*RECORDS SHOWN*

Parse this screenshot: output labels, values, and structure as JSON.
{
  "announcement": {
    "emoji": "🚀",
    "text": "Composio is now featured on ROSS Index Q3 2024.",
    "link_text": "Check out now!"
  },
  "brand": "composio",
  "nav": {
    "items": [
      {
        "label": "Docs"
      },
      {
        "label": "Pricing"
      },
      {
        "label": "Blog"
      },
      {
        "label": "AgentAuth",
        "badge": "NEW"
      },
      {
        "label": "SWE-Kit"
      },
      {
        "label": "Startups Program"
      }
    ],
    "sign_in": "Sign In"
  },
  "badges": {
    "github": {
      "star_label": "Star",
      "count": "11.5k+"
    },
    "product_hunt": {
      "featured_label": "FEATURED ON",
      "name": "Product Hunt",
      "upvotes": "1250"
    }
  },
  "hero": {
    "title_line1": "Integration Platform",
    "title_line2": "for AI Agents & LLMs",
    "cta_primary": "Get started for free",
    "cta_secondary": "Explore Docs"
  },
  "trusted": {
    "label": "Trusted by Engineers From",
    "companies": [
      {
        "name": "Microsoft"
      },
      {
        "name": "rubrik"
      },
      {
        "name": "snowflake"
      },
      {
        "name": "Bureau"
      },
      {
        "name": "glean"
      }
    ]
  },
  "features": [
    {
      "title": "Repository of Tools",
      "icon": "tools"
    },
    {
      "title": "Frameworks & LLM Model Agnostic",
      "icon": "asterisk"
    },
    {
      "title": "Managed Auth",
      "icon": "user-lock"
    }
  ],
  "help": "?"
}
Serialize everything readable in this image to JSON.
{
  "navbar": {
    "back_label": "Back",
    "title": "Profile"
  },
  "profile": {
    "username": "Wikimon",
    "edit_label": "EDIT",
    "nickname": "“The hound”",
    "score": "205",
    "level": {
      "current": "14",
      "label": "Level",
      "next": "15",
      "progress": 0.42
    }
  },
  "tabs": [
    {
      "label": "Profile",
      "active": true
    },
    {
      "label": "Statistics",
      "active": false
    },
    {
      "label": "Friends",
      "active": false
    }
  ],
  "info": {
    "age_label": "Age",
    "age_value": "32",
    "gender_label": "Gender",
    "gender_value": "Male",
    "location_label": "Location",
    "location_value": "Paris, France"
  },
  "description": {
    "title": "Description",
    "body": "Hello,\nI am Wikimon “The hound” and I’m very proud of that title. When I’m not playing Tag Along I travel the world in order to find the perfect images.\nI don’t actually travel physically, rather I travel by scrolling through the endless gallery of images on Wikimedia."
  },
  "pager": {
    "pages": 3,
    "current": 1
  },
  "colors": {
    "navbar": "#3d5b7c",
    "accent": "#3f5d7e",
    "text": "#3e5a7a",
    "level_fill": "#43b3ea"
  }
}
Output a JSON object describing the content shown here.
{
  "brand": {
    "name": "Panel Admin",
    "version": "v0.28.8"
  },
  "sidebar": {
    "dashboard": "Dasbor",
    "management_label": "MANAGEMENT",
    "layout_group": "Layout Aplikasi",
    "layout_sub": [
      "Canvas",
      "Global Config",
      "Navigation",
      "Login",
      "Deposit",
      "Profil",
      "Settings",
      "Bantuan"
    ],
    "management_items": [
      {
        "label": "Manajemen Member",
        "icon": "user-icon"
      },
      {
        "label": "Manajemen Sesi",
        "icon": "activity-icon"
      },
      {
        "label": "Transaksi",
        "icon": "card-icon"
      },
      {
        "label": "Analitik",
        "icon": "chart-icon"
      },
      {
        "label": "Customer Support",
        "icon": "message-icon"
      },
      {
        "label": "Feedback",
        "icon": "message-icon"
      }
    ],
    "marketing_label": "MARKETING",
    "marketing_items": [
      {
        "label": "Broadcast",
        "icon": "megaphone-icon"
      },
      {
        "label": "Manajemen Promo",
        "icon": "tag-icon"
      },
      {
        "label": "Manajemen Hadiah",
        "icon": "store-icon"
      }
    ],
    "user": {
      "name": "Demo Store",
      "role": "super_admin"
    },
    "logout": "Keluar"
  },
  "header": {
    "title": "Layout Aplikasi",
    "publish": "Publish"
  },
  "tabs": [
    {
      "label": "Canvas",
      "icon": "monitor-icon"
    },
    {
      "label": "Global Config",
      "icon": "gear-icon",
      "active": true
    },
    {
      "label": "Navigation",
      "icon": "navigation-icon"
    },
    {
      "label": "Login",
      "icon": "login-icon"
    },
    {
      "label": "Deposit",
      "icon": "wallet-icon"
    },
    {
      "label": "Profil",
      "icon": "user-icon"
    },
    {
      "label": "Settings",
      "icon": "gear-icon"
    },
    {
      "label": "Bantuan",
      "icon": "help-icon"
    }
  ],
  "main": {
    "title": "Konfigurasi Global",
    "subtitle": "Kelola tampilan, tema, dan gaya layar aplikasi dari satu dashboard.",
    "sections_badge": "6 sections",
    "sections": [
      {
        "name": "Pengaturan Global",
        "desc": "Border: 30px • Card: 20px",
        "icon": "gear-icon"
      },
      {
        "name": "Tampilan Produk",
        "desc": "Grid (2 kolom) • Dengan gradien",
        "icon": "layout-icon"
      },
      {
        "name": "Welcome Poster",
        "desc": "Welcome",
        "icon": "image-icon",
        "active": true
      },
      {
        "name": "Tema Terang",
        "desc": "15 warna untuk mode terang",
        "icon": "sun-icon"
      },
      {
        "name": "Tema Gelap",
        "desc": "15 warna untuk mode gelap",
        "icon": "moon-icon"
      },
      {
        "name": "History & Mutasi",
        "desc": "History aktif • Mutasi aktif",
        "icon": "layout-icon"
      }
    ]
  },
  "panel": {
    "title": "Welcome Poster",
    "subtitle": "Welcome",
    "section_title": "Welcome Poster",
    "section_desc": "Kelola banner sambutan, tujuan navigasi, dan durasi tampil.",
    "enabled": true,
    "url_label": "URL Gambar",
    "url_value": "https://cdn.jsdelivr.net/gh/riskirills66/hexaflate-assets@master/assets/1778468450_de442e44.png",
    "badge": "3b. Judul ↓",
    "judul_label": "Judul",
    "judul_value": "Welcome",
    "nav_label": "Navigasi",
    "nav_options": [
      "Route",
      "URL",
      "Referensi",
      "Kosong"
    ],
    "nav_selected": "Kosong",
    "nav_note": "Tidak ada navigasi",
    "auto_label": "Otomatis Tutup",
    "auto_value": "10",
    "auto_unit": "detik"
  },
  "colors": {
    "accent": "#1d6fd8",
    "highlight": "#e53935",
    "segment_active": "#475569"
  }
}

*THE PROBLEM*
Which lines contain the word "Poster"? Return each of them.

*TASK ANSWER*
        "name": "Welcome Poster",
    "title": "Welcome Poster",
    "section_title": "Welcome Poster",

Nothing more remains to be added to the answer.